**Text passage**
++++
Have you checked out the second version where I use phantom types to prevent
the more severe cases of data corruption?  Yes, you can still end up with
multiple copies of the same "set", but at least the tree won't get
inconsistent because you mistakenly called add with different comparison functions.
So it's as safe/unsafe as using List.assoc or the generic hash table to
store sets or hash tables.

That's still a problem, but it's not that much worse than with
functors.  After all, nothing prevents you from incorrectly writing

   module StringSet = Set.Make(String)
   module SetSet = Set.Make(struct type t = StringSet.t let compare = compare)

 > However, the whole language is
> already dangerous in this sense because it is so easy to erroneously apply 
> polymorphic comparison or equality to the existing sets and maps and get 
> silent data corruption. The only solution is to fix the language itself by 
> allowing types to override comparison, equality and hashing.

Overriding equality etc. would require run-time type-based dispatch
or implicitly carrying the comparison function (as Haskell apparently does
with type classes) as an extra argument.  Could be expensive.

> Another inherent problem is the inefficiency of performing comparisons in this 
> way in OCaml. Type specialization (e.g. using a JIT) greatly accelerates this 
> kind of code by allowing the comparison function (which is almost always 
> trivial) to be inlined and optimized.

Did anyone try the GNU lightning-based ocamljit in the Ocaml CVS?
++++
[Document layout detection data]
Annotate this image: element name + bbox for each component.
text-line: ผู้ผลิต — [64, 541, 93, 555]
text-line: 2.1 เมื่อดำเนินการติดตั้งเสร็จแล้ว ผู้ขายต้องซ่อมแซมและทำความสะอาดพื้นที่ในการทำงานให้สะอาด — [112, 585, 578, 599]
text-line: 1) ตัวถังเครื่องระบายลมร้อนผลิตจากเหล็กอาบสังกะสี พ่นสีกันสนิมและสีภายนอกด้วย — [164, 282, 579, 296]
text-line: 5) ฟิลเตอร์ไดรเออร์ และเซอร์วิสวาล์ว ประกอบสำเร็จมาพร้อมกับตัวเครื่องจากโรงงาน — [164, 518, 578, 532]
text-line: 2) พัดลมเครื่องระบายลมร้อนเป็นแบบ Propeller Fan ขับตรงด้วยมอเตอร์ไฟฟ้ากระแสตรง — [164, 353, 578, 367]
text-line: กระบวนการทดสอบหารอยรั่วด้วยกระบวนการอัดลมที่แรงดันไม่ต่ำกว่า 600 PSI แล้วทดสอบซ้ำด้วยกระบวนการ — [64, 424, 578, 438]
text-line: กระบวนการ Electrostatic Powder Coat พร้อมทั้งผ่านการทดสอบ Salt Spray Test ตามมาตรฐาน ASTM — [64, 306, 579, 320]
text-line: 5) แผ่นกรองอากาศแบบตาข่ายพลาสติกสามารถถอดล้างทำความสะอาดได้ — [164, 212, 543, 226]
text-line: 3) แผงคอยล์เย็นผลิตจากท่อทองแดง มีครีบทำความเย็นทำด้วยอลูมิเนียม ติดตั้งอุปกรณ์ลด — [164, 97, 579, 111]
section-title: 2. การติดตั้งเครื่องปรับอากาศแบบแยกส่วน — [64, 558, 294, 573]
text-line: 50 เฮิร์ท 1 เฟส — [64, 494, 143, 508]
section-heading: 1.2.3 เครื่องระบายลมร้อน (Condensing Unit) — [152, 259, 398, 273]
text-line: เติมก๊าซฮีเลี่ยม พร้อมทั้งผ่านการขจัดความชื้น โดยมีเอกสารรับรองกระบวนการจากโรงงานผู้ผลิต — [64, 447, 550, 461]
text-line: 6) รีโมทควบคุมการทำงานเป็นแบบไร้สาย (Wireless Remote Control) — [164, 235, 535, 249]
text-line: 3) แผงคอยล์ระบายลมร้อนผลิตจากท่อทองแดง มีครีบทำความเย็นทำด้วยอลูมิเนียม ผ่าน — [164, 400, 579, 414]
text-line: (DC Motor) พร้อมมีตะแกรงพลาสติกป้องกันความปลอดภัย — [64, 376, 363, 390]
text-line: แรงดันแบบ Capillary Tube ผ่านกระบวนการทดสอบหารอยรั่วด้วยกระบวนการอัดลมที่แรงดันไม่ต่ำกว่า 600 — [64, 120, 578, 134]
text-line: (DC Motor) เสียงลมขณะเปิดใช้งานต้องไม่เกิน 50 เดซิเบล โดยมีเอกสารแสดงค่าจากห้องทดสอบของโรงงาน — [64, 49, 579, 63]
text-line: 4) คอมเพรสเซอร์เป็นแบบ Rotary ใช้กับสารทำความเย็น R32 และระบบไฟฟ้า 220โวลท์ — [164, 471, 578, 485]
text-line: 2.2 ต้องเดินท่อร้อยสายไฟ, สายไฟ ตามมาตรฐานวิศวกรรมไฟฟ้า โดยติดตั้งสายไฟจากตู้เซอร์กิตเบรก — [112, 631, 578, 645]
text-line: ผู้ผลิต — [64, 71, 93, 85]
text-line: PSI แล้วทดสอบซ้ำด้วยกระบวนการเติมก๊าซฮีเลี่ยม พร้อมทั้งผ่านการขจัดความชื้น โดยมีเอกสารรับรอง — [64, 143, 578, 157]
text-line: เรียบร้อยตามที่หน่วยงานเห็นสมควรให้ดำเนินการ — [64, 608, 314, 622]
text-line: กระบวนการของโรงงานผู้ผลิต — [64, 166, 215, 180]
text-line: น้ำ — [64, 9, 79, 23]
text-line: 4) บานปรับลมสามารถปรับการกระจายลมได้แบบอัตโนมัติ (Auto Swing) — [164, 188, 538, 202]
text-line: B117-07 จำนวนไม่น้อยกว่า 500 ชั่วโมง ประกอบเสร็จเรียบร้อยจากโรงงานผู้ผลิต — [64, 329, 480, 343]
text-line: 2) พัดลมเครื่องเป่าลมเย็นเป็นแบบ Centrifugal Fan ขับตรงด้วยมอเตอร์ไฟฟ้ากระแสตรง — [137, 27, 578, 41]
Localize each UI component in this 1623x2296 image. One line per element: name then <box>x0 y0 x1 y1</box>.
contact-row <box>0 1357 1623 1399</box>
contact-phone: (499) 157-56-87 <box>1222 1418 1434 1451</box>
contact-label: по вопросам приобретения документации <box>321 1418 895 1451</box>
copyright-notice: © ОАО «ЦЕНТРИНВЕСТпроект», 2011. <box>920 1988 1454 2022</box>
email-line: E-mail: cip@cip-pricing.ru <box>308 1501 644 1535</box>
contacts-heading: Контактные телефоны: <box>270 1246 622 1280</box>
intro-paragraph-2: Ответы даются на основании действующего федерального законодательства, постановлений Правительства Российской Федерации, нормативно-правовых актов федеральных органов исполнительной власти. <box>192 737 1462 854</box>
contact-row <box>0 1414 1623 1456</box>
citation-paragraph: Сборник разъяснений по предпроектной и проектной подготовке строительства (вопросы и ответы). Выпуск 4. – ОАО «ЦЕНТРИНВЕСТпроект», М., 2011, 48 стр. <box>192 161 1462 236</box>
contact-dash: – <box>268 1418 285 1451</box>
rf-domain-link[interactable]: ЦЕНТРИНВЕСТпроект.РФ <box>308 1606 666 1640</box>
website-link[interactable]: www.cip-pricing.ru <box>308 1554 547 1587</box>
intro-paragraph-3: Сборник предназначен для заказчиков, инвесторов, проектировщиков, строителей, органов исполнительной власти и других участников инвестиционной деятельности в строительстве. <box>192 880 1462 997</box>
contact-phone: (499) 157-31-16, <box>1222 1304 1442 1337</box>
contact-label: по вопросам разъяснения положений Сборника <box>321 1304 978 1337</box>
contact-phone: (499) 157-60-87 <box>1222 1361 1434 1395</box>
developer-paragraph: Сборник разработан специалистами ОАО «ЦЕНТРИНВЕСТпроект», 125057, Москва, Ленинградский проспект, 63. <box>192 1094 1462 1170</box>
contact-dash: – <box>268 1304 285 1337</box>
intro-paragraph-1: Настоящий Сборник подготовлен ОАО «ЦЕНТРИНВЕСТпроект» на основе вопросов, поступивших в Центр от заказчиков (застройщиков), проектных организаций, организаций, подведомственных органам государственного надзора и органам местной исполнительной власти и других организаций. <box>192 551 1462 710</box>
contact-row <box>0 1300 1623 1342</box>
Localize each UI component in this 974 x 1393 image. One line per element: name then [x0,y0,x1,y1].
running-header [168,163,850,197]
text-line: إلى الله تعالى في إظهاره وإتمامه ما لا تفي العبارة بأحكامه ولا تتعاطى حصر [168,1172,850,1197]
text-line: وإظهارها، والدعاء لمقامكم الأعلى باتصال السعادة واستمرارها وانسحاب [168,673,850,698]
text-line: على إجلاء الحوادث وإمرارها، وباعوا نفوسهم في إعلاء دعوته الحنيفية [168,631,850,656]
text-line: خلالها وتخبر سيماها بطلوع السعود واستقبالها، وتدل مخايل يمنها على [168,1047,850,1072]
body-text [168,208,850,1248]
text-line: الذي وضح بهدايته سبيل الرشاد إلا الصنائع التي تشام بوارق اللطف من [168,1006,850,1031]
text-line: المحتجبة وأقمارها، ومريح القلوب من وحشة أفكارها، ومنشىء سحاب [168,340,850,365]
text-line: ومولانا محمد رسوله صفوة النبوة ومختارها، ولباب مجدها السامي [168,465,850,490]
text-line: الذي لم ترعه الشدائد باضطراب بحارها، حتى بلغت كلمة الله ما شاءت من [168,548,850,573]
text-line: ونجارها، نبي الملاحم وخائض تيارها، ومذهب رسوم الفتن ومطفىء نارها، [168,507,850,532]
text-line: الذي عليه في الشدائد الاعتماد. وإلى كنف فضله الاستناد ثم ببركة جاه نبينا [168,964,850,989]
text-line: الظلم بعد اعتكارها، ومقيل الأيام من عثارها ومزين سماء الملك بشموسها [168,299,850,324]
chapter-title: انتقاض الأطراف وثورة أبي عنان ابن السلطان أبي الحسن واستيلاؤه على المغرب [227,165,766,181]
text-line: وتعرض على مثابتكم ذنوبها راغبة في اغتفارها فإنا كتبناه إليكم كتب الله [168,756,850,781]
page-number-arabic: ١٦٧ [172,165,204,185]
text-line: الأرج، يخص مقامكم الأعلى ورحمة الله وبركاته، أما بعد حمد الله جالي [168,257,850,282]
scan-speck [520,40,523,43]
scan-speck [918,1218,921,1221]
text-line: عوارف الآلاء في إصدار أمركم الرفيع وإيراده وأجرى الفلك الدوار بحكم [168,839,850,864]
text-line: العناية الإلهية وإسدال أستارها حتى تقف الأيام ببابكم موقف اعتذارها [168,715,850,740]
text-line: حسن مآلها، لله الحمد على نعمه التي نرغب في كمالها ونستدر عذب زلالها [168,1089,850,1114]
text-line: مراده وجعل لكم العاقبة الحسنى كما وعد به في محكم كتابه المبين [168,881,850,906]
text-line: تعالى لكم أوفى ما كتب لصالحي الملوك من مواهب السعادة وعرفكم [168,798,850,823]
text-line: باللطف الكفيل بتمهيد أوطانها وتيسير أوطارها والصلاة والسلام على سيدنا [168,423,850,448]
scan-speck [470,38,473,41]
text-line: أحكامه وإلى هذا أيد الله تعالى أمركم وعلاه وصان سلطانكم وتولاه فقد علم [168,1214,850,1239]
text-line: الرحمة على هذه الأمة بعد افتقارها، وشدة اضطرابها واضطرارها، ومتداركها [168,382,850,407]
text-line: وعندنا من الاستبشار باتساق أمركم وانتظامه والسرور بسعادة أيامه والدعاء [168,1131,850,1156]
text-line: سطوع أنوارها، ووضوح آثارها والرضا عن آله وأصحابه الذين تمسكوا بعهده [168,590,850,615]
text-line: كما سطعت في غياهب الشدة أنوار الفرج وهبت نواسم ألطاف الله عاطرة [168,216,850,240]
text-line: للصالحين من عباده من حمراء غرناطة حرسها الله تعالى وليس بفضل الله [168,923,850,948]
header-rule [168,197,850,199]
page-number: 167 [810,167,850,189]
++++
**Instructions to follow**
Copy the passage on OCaml sets and comparison functions from "module StringSet = Set.Make(String)" up to and including "Could be expensive.", substituting "costly" for "expensive".

**Result of the exercise**
module StringSet = Set.Make(String)
   module SetSet = Set.Make(struct type t = StringSet.t let compare = compare)

 > However, the whole language is
> already dangerous in this sense because it is so easy to erroneously apply 
> polymorphic comparison or equality to the existing sets and maps and get 
> silent data corruption. The only solution is to fix the language itself by 
> allowing types to override comparison, equality and hashing.

Overriding equality etc. would require run-time type-based dispatch
or implicitly carrying the comparison function (as Haskell apparently does
with type classes) as an extra argument.  Could be costly.